▶ [TASK TO COMPLETE]
Each entry below must be repeated word for word.

▶ [DATA FOR PROCESSING]
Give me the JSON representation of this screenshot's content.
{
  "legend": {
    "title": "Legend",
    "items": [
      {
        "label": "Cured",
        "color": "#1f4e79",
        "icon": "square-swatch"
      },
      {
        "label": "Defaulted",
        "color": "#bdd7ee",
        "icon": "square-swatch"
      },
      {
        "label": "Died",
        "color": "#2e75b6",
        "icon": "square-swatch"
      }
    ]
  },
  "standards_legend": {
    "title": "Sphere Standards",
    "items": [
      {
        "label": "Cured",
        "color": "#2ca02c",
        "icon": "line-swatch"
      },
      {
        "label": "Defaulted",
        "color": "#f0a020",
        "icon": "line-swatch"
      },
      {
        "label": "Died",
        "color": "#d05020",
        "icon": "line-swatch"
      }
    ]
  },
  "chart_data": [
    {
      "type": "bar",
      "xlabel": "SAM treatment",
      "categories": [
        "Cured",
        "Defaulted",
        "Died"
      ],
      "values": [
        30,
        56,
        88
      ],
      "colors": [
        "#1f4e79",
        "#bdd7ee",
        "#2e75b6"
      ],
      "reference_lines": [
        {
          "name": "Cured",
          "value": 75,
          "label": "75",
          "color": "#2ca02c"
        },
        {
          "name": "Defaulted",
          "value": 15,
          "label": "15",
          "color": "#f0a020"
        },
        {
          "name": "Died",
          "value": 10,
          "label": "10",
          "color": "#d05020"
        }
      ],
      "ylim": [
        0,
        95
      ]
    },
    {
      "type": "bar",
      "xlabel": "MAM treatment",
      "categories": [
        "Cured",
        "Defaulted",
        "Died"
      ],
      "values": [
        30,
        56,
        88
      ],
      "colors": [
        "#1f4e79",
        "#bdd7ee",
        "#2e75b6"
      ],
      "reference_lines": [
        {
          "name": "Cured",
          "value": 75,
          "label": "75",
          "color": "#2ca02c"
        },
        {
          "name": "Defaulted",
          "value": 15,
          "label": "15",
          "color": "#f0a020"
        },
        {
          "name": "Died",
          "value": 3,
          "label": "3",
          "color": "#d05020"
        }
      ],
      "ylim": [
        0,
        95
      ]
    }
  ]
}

▶ [ANSWER FOR THIS EXERCISE]
Give me the JSON representation of this screenshot's content.
{
  "legend": {
    "title": "Legend",
    "items": [
      {
        "label": "Cured",
        "color": "#1f4e79",
        "icon": "square-swatch"
      },
      {
        "label": "Defaulted",
        "color": "#bdd7ee",
        "icon": "square-swatch"
      },
      {
        "label": "Died",
        "color": "#2e75b6",
        "icon": "square-swatch"
      }
    ]
  },
  "standards_legend": {
    "title": "Sphere Standards",
    "items": [
      {
        "label": "Cured",
        "color": "#2ca02c",
        "icon": "line-swatch"
      },
      {
        "label": "Defaulted",
        "color": "#f0a020",
        "icon": "line-swatch"
      },
      {
        "label": "Died",
        "color": "#d05020",
        "icon": "line-swatch"
      }
    ]
  },
  "chart_data": [
    {
      "type": "bar",
      "xlabel": "SAM treatment",
      "categories": [
        "Cured",
        "Defaulted",
        "Died"
      ],
      "values": [
        30,
        56,
        88
      ],
      "colors": [
        "#1f4e79",
        "#bdd7ee",
        "#2e75b6"
      ],
      "reference_lines": [
        {
          "name": "Cured",
          "value": 75,
          "label": "75",
          "color": "#2ca02c"
        },
        {
          "name": "Defaulted",
          "value": 15,
          "label": "15",
          "color": "#f0a020"
        },
        {
          "name": "Died",
          "value": 10,
          "label": "10",
          "color": "#d05020"
        }
      ],
      "ylim": [
        0,
        95
      ]
    },
    {
      "type": "bar",
      "xlabel": "MAM treatment",
      "categories": [
        "Cured",
        "Defaulted",
        "Died"
      ],
      "values": [
        30,
        56,
        88
      ],
      "colors": [
        "#1f4e79",
        "#bdd7ee",
        "#2e75b6"
      ],
      "reference_lines": [
        {
          "name": "Cured",
          "value": 75,
          "label": "75",
          "color": "#2ca02c"
        },
        {
          "name": "Defaulted",
          "value": 15,
          "label": "15",
          "color": "#f0a020"
        },
        {
          "name": "Died",
          "value": 3,
          "label": "3",
          "color": "#d05020"
        }
      ],
      "ylim": [
        0,
        95
      ]
    }
  ]
}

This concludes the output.